▶ _Written instruction_: Give back the full material, exactly as it reads.

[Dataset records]

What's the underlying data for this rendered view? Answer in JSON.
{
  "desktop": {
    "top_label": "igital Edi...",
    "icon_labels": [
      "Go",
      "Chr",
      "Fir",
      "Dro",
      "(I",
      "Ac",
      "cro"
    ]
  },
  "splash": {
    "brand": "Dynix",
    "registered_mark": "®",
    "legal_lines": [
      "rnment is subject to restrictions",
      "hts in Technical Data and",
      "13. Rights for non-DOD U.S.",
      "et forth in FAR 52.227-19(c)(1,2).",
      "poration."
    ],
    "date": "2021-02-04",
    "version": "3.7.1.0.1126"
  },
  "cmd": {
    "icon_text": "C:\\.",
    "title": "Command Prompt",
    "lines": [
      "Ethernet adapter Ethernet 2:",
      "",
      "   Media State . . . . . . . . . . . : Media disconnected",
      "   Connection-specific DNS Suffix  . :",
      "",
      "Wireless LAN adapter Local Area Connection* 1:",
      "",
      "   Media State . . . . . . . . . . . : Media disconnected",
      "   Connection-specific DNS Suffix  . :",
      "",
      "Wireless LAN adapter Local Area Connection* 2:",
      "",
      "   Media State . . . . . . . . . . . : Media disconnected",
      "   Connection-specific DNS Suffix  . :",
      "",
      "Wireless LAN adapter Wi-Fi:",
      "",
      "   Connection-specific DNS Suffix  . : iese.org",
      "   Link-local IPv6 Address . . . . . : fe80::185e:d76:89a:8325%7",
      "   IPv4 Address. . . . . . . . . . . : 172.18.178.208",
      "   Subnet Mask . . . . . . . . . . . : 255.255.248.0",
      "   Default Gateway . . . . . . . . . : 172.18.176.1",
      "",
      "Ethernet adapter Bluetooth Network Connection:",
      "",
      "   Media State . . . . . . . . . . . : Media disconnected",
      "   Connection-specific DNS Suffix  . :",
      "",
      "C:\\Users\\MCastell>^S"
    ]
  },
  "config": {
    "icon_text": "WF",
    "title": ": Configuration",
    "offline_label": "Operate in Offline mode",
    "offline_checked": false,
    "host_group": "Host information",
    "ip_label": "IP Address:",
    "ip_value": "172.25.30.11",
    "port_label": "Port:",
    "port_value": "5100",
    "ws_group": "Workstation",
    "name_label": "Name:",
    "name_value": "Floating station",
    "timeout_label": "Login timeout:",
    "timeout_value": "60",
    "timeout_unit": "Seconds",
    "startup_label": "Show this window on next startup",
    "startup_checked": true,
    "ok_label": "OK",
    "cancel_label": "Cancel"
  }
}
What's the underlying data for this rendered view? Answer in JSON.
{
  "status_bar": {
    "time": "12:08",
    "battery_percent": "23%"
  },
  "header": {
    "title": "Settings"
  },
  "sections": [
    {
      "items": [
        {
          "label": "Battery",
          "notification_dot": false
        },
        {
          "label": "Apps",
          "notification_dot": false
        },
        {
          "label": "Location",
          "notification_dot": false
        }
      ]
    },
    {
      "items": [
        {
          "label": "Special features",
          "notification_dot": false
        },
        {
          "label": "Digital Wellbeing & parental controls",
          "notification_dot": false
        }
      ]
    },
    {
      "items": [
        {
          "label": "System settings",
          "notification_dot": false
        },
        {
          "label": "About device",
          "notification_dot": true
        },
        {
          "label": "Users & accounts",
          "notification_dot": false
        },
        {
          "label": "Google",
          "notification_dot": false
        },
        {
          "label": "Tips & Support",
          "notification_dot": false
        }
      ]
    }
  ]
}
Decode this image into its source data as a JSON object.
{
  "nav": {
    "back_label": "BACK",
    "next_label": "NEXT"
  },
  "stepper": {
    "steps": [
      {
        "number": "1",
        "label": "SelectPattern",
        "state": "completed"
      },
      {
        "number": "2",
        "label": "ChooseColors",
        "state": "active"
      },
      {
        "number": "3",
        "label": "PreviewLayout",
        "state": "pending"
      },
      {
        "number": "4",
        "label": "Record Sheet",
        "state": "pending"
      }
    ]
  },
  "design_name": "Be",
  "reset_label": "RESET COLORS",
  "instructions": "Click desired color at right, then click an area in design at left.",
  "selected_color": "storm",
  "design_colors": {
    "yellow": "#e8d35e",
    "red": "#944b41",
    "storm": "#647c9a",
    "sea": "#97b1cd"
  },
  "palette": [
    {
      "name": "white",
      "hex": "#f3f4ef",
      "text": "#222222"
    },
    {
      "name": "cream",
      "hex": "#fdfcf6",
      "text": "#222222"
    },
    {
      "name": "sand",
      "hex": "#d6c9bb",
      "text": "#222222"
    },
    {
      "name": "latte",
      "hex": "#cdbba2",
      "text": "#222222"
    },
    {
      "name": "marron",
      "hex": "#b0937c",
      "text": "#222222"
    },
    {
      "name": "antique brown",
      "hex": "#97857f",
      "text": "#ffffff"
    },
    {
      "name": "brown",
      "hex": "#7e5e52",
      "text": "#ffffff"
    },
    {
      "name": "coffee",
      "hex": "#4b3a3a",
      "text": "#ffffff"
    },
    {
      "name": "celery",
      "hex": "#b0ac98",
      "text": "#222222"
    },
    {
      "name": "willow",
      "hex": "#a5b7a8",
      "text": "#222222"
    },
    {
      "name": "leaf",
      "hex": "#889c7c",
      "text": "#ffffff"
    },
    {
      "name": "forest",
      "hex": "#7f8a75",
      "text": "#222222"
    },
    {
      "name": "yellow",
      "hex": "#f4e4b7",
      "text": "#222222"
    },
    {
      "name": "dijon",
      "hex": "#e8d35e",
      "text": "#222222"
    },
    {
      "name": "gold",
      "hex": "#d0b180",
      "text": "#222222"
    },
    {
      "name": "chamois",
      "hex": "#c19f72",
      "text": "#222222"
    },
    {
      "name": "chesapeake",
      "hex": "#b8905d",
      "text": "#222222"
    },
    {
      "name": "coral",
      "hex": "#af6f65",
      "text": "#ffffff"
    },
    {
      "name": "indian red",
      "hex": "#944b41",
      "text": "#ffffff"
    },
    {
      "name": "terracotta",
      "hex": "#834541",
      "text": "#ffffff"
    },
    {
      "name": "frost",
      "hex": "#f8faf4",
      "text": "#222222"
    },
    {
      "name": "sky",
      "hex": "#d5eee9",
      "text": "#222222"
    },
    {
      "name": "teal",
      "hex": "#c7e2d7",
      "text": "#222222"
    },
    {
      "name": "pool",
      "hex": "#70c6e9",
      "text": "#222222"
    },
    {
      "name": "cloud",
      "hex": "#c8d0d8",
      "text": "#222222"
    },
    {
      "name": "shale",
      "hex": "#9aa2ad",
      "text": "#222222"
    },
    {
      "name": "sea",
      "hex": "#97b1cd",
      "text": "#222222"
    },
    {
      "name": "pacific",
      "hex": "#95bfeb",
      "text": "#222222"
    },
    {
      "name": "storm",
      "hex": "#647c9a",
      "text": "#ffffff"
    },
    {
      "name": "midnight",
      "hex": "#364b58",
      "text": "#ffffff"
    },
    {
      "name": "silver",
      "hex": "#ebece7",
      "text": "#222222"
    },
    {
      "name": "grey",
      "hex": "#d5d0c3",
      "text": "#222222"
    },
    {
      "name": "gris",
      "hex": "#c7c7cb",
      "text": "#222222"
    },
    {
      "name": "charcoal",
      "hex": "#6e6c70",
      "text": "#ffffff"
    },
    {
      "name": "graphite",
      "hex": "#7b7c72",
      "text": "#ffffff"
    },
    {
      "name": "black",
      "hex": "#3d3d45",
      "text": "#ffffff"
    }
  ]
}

▶ _Result of this task_:
What's the underlying data for this rendered view? Answer in JSON.
{
  "desktop": {
    "top_label": "igital Edi...",
    "icon_labels": [
      "Go",
      "Chr",
      "Fir",
      "Dro",
      "(I",
      "Ac",
      "cro"
    ]
  },
  "splash": {
    "brand": "Dynix",
    "registered_mark": "®",
    "legal_lines": [
      "rnment is subject to restrictions",
      "hts in Technical Data and",
      "13. Rights for non-DOD U.S.",
      "et forth in FAR 52.227-19(c)(1,2).",
      "poration."
    ],
    "date": "2021-02-04",
    "version": "3.7.1.0.1126"
  },
  "cmd": {
    "icon_text": "C:\\.",
    "title": "Command Prompt",
    "lines": [
      "Ethernet adapter Ethernet 2:",
      "",
      "   Media State . . . . . . . . . . . : Media disconnected",
      "   Connection-specific DNS Suffix  . :",
      "",
      "Wireless LAN adapter Local Area Connection* 1:",
      "",
      "   Media State . . . . . . . . . . . : Media disconnected",
      "   Connection-specific DNS Suffix  . :",
      "",
      "Wireless LAN adapter Local Area Connection* 2:",
      "",
      "   Media State . . . . . . . . . . . : Media disconnected",
      "   Connection-specific DNS Suffix  . :",
      "",
      "Wireless LAN adapter Wi-Fi:",
      "",
      "   Connection-specific DNS Suffix  . : iese.org",
      "   Link-local IPv6 Address . . . . . : fe80::185e:d76:89a:8325%7",
      "   IPv4 Address. . . . . . . . . . . : 172.18.178.208",
      "   Subnet Mask . . . . . . . . . . . : 255.255.248.0",
      "   Default Gateway . . . . . . . . . : 172.18.176.1",
      "",
      "Ethernet adapter Bluetooth Network Connection:",
      "",
      "   Media State . . . . . . . . . . . : Media disconnected",
      "   Connection-specific DNS Suffix  . :",
      "",
      "C:\\Users\\MCastell>^S"
    ]
  },
  "config": {
    "icon_text": "WF",
    "title": ": Configuration",
    "offline_label": "Operate in Offline mode",
    "offline_checked": false,
    "host_group": "Host information",
    "ip_label": "IP Address:",
    "ip_value": "172.25.30.11",
    "port_label": "Port:",
    "port_value": "5100",
    "ws_group": "Workstation",
    "name_label": "Name:",
    "name_value": "Floating station",
    "timeout_label": "Login timeout:",
    "timeout_value": "60",
    "timeout_unit": "Seconds",
    "startup_label": "Show this window on next startup",
    "startup_checked": true,
    "ok_label": "OK",
    "cancel_label": "Cancel"
  }
}
What's the underlying data for this rendered view? Answer in JSON.
{
  "status_bar": {
    "time": "12:08",
    "battery_percent": "23%"
  },
  "header": {
    "title": "Settings"
  },
  "sections": [
    {
      "items": [
        {
          "label": "Battery",
          "notification_dot": false
        },
        {
          "label": "Apps",
          "notification_dot": false
        },
        {
          "label": "Location",
          "notification_dot": false
        }
      ]
    },
    {
      "items": [
        {
          "label": "Special features",
          "notification_dot": false
        },
        {
          "label": "Digital Wellbeing & parental controls",
          "notification_dot": false
        }
      ]
    },
    {
      "items": [
        {
          "label": "System settings",
          "notification_dot": false
        },
        {
          "label": "About device",
          "notification_dot": true
        },
        {
          "label": "Users & accounts",
          "notification_dot": false
        },
        {
          "label": "Google",
          "notification_dot": false
        },
        {
          "label": "Tips & Support",
          "notification_dot": false
        }
      ]
    }
  ]
}
Decode this image into its source data as a JSON object.
{
  "nav": {
    "back_label": "BACK",
    "next_label": "NEXT"
  },
  "stepper": {
    "steps": [
      {
        "number": "1",
        "label": "SelectPattern",
        "state": "completed"
      },
      {
        "number": "2",
        "label": "ChooseColors",
        "state": "active"
      },
      {
        "number": "3",
        "label": "PreviewLayout",
        "state": "pending"
      },
      {
        "number": "4",
        "label": "Record Sheet",
        "state": "pending"
      }
    ]
  },
  "design_name": "Be",
  "reset_label": "RESET COLORS",
  "instructions": "Click desired color at right, then click an area in design at left.",
  "selected_color": "storm",
  "design_colors": {
    "yellow": "#e8d35e",
    "red": "#944b41",
    "storm": "#647c9a",
    "sea": "#97b1cd"
  },
  "palette": [
    {
      "name": "white",
      "hex": "#f3f4ef",
      "text": "#222222"
    },
    {
      "name": "cream",
      "hex": "#fdfcf6",
      "text": "#222222"
    },
    {
      "name": "sand",
      "hex": "#d6c9bb",
      "text": "#222222"
    },
    {
      "name": "latte",
      "hex": "#cdbba2",
      "text": "#222222"
    },
    {
      "name": "marron",
      "hex": "#b0937c",
      "text": "#222222"
    },
    {
      "name": "antique brown",
      "hex": "#97857f",
      "text": "#ffffff"
    },
    {
      "name": "brown",
      "hex": "#7e5e52",
      "text": "#ffffff"
    },
    {
      "name": "coffee",
      "hex": "#4b3a3a",
      "text": "#ffffff"
    },
    {
      "name": "celery",
      "hex": "#b0ac98",
      "text": "#222222"
    },
    {
      "name": "willow",
      "hex": "#a5b7a8",
      "text": "#222222"
    },
    {
      "name": "leaf",
      "hex": "#889c7c",
      "text": "#ffffff"
    },
    {
      "name": "forest",
      "hex": "#7f8a75",
      "text": "#222222"
    },
    {
      "name": "yellow",
      "hex": "#f4e4b7",
      "text": "#222222"
    },
    {
      "name": "dijon",
      "hex": "#e8d35e",
      "text": "#222222"
    },
    {
      "name": "gold",
      "hex": "#d0b180",
      "text": "#222222"
    },
    {
      "name": "chamois",
      "hex": "#c19f72",
      "text": "#222222"
    },
    {
      "name": "chesapeake",
      "hex": "#b8905d",
      "text": "#222222"
    },
    {
      "name": "coral",
      "hex": "#af6f65",
      "text": "#ffffff"
    },
    {
      "name": "indian red",
      "hex": "#944b41",
      "text": "#ffffff"
    },
    {
      "name": "terracotta",
      "hex": "#834541",
      "text": "#ffffff"
    },
    {
      "name": "frost",
      "hex": "#f8faf4",
      "text": "#222222"
    },
    {
      "name": "sky",
      "hex": "#d5eee9",
      "text": "#222222"
    },
    {
      "name": "teal",
      "hex": "#c7e2d7",
      "text": "#222222"
    },
    {
      "name": "pool",
      "hex": "#70c6e9",
      "text": "#222222"
    },
    {
      "name": "cloud",
      "hex": "#c8d0d8",
      "text": "#222222"
    },
    {
      "name": "shale",
      "hex": "#9aa2ad",
      "text": "#222222"
    },
    {
      "name": "sea",
      "hex": "#97b1cd",
      "text": "#222222"
    },
    {
      "name": "pacific",
      "hex": "#95bfeb",
      "text": "#222222"
    },
    {
      "name": "storm",
      "hex": "#647c9a",
      "text": "#ffffff"
    },
    {
      "name": "midnight",
      "hex": "#364b58",
      "text": "#ffffff"
    },
    {
      "name": "silver",
      "hex": "#ebece7",
      "text": "#222222"
    },
    {
      "name": "grey",
      "hex": "#d5d0c3",
      "text": "#222222"
    },
    {
      "name": "gris",
      "hex": "#c7c7cb",
      "text": "#222222"
    },
    {
      "name": "charcoal",
      "hex": "#6e6c70",
      "text": "#ffffff"
    },
    {
      "name": "graphite",
      "hex": "#7b7c72",
      "text": "#ffffff"
    },
    {
      "name": "black",
      "hex": "#3d3d45",
      "text": "#ffffff"
    }
  ]
}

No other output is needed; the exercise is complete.